- **Data extract**
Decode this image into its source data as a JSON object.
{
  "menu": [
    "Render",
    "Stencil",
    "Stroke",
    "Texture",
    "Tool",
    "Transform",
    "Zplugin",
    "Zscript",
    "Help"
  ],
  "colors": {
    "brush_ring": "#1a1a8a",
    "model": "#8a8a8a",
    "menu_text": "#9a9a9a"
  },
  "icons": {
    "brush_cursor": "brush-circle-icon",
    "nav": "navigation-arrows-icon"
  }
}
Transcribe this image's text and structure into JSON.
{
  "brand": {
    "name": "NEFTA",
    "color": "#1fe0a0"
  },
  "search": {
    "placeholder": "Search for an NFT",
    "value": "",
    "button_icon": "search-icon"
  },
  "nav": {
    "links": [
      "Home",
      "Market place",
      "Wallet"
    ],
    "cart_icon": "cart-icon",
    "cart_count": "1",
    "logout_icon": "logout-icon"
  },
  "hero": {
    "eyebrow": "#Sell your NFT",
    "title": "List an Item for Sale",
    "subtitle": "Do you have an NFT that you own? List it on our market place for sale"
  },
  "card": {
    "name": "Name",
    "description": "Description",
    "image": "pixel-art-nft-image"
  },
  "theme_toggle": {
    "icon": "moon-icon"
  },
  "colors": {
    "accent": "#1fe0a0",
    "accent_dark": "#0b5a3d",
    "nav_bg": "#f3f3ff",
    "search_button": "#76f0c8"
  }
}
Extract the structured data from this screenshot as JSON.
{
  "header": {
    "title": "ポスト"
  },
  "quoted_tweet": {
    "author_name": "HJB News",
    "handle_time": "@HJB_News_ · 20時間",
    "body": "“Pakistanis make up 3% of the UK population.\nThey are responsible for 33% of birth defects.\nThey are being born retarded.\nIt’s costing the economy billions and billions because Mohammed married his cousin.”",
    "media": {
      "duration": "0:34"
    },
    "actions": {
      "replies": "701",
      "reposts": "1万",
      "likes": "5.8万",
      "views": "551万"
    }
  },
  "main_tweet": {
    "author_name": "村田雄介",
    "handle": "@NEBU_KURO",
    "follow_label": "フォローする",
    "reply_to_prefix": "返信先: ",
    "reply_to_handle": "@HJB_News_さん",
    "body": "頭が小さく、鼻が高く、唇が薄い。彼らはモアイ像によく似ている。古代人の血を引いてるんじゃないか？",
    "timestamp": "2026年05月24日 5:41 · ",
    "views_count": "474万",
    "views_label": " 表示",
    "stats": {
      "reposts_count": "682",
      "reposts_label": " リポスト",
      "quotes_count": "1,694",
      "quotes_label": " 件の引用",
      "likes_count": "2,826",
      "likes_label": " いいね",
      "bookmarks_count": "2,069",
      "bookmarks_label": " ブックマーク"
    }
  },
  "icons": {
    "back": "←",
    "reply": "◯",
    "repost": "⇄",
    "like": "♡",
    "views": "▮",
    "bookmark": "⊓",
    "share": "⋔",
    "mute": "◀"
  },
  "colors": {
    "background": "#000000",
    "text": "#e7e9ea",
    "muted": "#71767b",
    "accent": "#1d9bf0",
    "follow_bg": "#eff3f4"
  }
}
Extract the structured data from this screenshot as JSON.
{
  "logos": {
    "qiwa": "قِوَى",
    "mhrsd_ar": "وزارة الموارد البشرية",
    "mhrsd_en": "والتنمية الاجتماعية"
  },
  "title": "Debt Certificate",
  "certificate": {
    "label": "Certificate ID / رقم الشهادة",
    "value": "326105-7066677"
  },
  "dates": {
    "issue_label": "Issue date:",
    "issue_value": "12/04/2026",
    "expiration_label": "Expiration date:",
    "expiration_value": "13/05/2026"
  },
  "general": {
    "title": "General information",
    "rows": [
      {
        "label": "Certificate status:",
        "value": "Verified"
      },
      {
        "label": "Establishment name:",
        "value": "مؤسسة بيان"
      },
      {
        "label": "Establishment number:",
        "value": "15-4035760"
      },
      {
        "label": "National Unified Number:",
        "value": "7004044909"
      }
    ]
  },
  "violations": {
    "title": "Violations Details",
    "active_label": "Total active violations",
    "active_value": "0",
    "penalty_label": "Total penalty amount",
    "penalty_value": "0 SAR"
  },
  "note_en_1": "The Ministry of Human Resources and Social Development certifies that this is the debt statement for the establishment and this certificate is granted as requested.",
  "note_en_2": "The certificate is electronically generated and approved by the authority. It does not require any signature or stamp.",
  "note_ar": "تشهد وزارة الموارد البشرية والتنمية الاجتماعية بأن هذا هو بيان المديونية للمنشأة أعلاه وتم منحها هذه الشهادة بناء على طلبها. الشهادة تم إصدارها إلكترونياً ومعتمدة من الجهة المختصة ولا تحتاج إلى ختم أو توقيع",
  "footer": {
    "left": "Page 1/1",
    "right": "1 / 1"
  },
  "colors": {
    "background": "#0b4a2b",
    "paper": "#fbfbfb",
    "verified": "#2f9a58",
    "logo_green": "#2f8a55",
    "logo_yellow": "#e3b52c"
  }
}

- **Work to do**
Pull out each record as written and restate it exactly.

- **Written solution**
Decode this image into its source data as a JSON object.
{
  "menu": [
    "Render",
    "Stencil",
    "Stroke",
    "Texture",
    "Tool",
    "Transform",
    "Zplugin",
    "Zscript",
    "Help"
  ],
  "colors": {
    "brush_ring": "#1a1a8a",
    "model": "#8a8a8a",
    "menu_text": "#9a9a9a"
  },
  "icons": {
    "brush_cursor": "brush-circle-icon",
    "nav": "navigation-arrows-icon"
  }
}
Transcribe this image's text and structure into JSON.
{
  "brand": {
    "name": "NEFTA",
    "color": "#1fe0a0"
  },
  "search": {
    "placeholder": "Search for an NFT",
    "value": "",
    "button_icon": "search-icon"
  },
  "nav": {
    "links": [
      "Home",
      "Market place",
      "Wallet"
    ],
    "cart_icon": "cart-icon",
    "cart_count": "1",
    "logout_icon": "logout-icon"
  },
  "hero": {
    "eyebrow": "#Sell your NFT",
    "title": "List an Item for Sale",
    "subtitle": "Do you have an NFT that you own? List it on our market place for sale"
  },
  "card": {
    "name": "Name",
    "description": "Description",
    "image": "pixel-art-nft-image"
  },
  "theme_toggle": {
    "icon": "moon-icon"
  },
  "colors": {
    "accent": "#1fe0a0",
    "accent_dark": "#0b5a3d",
    "nav_bg": "#f3f3ff",
    "search_button": "#76f0c8"
  }
}
Extract the structured data from this screenshot as JSON.
{
  "header": {
    "title": "ポスト"
  },
  "quoted_tweet": {
    "author_name": "HJB News",
    "handle_time": "@HJB_News_ · 20時間",
    "body": "“Pakistanis make up 3% of the UK population.\nThey are responsible for 33% of birth defects.\nThey are being born retarded.\nIt’s costing the economy billions and billions because Mohammed married his cousin.”",
    "media": {
      "duration": "0:34"
    },
    "actions": {
      "replies": "701",
      "reposts": "1万",
      "likes": "5.8万",
      "views": "551万"
    }
  },
  "main_tweet": {
    "author_name": "村田雄介",
    "handle": "@NEBU_KURO",
    "follow_label": "フォローする",
    "reply_to_prefix": "返信先: ",
    "reply_to_handle": "@HJB_News_さん",
    "body": "頭が小さく、鼻が高く、唇が薄い。彼らはモアイ像によく似ている。古代人の血を引いてるんじゃないか？",
    "timestamp": "2026年05月24日 5:41 · ",
    "views_count": "474万",
    "views_label": " 表示",
    "stats": {
      "reposts_count": "682",
      "reposts_label": " リポスト",
      "quotes_count": "1,694",
      "quotes_label": " 件の引用",
      "likes_count": "2,826",
      "likes_label": " いいね",
      "bookmarks_count": "2,069",
      "bookmarks_label": " ブックマーク"
    }
  },
  "icons": {
    "back": "←",
    "reply": "◯",
    "repost": "⇄",
    "like": "♡",
    "views": "▮",
    "bookmark": "⊓",
    "share": "⋔",
    "mute": "◀"
  },
  "colors": {
    "background": "#000000",
    "text": "#e7e9ea",
    "muted": "#71767b",
    "accent": "#1d9bf0",
    "follow_bg": "#eff3f4"
  }
}
Extract the structured data from this screenshot as JSON.
{
  "logos": {
    "qiwa": "قِوَى",
    "mhrsd_ar": "وزارة الموارد البشرية",
    "mhrsd_en": "والتنمية الاجتماعية"
  },
  "title": "Debt Certificate",
  "certificate": {
    "label": "Certificate ID / رقم الشهادة",
    "value": "326105-7066677"
  },
  "dates": {
    "issue_label": "Issue date:",
    "issue_value": "12/04/2026",
    "expiration_label": "Expiration date:",
    "expiration_value": "13/05/2026"
  },
  "general": {
    "title": "General information",
    "rows": [
      {
        "label": "Certificate status:",
        "value": "Verified"
      },
      {
        "label": "Establishment name:",
        "value": "مؤسسة بيان"
      },
      {
        "label": "Establishment number:",
        "value": "15-4035760"
      },
      {
        "label": "National Unified Number:",
        "value": "7004044909"
      }
    ]
  },
  "violations": {
    "title": "Violations Details",
    "active_label": "Total active violations",
    "active_value": "0",
    "penalty_label": "Total penalty amount",
    "penalty_value": "0 SAR"
  },
  "note_en_1": "The Ministry of Human Resources and Social Development certifies that this is the debt statement for the establishment and this certificate is granted as requested.",
  "note_en_2": "The certificate is electronically generated and approved by the authority. It does not require any signature or stamp.",
  "note_ar": "تشهد وزارة الموارد البشرية والتنمية الاجتماعية بأن هذا هو بيان المديونية للمنشأة أعلاه وتم منحها هذه الشهادة بناء على طلبها. الشهادة تم إصدارها إلكترونياً ومعتمدة من الجهة المختصة ولا تحتاج إلى ختم أو توقيع",
  "footer": {
    "left": "Page 1/1",
    "right": "1 / 1"
  },
  "colors": {
    "background": "#0b4a2b",
    "paper": "#fbfbfb",
    "verified": "#2f9a58",
    "logo_green": "#2f8a55",
    "logo_yellow": "#e3b52c"
  }
}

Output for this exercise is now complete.